- [TO DO] Copy every line of the records below that holds the word "plays".

[Data records]
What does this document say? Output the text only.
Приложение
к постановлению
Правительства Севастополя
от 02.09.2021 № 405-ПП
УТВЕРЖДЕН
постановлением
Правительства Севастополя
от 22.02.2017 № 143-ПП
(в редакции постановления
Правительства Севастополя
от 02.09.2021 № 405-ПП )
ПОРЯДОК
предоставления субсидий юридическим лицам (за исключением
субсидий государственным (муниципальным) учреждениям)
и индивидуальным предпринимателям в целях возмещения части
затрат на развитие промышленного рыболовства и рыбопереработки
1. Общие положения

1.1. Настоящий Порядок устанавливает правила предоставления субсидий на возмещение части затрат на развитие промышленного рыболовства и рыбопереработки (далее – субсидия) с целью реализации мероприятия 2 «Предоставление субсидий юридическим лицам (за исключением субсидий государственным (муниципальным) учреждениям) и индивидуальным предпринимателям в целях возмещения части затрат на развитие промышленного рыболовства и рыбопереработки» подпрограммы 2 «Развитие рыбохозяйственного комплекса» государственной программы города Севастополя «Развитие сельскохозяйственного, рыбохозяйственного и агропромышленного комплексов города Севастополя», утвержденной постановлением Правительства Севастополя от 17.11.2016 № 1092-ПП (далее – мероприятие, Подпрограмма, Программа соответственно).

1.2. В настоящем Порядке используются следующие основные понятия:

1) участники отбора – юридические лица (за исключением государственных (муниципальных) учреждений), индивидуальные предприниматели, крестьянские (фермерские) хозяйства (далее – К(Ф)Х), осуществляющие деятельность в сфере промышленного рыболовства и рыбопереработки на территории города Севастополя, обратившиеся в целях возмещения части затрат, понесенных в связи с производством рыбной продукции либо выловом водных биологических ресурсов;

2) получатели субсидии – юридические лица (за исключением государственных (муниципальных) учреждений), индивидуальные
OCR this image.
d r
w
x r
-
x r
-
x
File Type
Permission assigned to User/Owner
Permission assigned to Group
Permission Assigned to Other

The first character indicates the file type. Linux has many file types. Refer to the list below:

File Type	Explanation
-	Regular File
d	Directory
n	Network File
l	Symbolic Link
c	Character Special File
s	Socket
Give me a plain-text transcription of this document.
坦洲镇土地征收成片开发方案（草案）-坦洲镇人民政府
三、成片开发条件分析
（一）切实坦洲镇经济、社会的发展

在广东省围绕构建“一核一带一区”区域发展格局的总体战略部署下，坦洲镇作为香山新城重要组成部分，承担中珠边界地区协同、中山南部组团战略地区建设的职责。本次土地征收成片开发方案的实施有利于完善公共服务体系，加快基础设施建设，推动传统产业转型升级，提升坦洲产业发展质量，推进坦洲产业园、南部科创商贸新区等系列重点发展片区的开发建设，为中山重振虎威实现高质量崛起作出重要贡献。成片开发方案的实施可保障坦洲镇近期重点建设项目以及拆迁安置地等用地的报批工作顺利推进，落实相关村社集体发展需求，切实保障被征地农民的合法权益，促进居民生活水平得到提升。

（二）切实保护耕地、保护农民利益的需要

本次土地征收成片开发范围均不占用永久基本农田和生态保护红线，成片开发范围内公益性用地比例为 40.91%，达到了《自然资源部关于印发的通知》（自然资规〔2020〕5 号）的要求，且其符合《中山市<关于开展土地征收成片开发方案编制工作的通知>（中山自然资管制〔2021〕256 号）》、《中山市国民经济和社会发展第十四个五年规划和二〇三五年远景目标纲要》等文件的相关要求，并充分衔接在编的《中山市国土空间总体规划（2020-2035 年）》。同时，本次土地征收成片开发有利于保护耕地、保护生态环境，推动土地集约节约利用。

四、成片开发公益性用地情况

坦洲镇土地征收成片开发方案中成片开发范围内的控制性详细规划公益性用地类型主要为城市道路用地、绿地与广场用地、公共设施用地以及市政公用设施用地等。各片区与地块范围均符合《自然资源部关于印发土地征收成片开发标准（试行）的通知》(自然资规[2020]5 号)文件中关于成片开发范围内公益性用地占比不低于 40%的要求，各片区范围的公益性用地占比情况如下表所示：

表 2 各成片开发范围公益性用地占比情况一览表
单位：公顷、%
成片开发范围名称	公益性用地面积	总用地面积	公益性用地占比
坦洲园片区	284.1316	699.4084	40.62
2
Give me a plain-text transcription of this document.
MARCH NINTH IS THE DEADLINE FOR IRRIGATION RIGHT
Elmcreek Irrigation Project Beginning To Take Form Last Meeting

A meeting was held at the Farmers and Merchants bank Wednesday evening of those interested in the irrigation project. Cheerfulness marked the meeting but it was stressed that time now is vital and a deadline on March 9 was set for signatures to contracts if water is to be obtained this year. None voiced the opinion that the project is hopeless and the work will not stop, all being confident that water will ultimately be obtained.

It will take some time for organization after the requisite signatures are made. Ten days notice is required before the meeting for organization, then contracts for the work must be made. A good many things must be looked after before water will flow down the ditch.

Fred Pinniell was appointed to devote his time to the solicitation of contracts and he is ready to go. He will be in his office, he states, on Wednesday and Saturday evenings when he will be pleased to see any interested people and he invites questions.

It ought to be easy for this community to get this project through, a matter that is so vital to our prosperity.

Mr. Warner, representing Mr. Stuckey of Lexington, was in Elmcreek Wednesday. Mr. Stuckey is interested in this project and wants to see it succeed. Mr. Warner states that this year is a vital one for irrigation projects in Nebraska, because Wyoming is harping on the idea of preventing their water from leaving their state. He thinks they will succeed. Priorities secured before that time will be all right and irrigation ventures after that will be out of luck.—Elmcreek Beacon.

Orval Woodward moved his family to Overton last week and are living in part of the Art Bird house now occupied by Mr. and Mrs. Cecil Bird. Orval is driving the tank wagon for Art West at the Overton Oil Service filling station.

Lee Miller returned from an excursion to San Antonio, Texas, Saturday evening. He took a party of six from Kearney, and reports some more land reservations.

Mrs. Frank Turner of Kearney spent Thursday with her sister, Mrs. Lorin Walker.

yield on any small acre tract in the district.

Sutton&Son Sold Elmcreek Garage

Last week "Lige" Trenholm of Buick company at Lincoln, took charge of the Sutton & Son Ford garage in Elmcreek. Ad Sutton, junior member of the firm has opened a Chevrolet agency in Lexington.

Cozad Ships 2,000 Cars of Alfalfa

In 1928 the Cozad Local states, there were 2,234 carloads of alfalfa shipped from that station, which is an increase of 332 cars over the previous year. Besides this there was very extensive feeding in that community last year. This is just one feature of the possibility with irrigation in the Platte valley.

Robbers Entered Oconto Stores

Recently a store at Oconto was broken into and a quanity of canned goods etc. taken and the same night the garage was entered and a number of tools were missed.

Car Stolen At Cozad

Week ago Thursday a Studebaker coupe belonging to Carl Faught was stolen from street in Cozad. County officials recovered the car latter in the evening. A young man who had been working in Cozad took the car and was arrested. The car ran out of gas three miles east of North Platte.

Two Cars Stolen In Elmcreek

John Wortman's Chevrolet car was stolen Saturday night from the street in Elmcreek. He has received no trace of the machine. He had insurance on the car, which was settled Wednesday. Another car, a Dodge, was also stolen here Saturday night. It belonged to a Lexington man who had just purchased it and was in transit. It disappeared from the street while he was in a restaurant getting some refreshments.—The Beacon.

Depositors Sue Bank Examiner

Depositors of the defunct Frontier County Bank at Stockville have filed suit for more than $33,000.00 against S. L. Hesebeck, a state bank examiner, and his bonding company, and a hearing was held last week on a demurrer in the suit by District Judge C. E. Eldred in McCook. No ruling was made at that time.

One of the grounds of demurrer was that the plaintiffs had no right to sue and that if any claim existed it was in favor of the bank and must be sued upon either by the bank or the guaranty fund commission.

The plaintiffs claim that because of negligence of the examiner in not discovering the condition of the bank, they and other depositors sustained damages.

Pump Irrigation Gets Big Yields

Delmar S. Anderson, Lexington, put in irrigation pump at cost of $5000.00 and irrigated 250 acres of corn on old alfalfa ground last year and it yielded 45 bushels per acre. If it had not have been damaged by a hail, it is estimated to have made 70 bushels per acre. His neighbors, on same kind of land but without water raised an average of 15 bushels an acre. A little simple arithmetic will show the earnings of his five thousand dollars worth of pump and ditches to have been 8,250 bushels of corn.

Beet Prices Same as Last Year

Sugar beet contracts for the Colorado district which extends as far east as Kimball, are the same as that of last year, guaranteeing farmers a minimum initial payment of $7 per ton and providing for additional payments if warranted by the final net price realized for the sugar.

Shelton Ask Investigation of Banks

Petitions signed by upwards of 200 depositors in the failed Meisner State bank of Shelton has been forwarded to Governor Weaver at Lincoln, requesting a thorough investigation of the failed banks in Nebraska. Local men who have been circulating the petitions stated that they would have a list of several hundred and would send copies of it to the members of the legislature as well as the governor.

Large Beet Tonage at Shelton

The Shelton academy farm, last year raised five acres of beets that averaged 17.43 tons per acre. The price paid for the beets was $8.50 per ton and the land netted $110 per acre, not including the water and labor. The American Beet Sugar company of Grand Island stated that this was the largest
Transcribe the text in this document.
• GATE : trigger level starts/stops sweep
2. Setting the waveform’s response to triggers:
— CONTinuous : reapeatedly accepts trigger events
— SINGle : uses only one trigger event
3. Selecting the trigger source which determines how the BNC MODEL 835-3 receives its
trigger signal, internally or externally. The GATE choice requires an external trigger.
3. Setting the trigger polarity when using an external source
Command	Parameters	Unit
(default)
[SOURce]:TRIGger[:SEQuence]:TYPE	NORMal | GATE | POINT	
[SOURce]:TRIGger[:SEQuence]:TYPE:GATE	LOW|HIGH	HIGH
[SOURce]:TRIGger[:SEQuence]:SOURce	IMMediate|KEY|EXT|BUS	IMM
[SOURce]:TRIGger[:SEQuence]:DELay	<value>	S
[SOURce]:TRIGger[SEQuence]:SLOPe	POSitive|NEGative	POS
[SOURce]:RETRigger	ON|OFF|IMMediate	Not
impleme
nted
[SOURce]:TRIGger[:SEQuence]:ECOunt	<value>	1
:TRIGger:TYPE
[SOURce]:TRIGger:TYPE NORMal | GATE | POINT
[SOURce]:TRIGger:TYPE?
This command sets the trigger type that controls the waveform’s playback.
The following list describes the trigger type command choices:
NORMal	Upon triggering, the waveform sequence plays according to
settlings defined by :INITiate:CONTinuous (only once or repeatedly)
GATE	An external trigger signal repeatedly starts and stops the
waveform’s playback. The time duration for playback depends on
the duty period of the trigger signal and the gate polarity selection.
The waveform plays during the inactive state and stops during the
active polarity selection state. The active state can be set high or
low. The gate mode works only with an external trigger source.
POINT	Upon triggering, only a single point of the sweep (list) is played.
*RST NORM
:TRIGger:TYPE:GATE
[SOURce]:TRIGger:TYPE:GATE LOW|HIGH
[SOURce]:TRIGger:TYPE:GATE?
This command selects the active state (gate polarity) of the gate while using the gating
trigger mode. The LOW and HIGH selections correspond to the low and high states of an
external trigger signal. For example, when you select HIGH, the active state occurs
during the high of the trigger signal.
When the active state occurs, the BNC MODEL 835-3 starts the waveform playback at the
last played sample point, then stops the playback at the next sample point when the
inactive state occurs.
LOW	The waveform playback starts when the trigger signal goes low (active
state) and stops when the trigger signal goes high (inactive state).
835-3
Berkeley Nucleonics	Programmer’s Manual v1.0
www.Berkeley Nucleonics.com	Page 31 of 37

- [SOLUTION TO THE EXERCISE]
NORMal	Upon triggering, the waveform sequence plays according to
The waveform plays during the inactive state and stops during the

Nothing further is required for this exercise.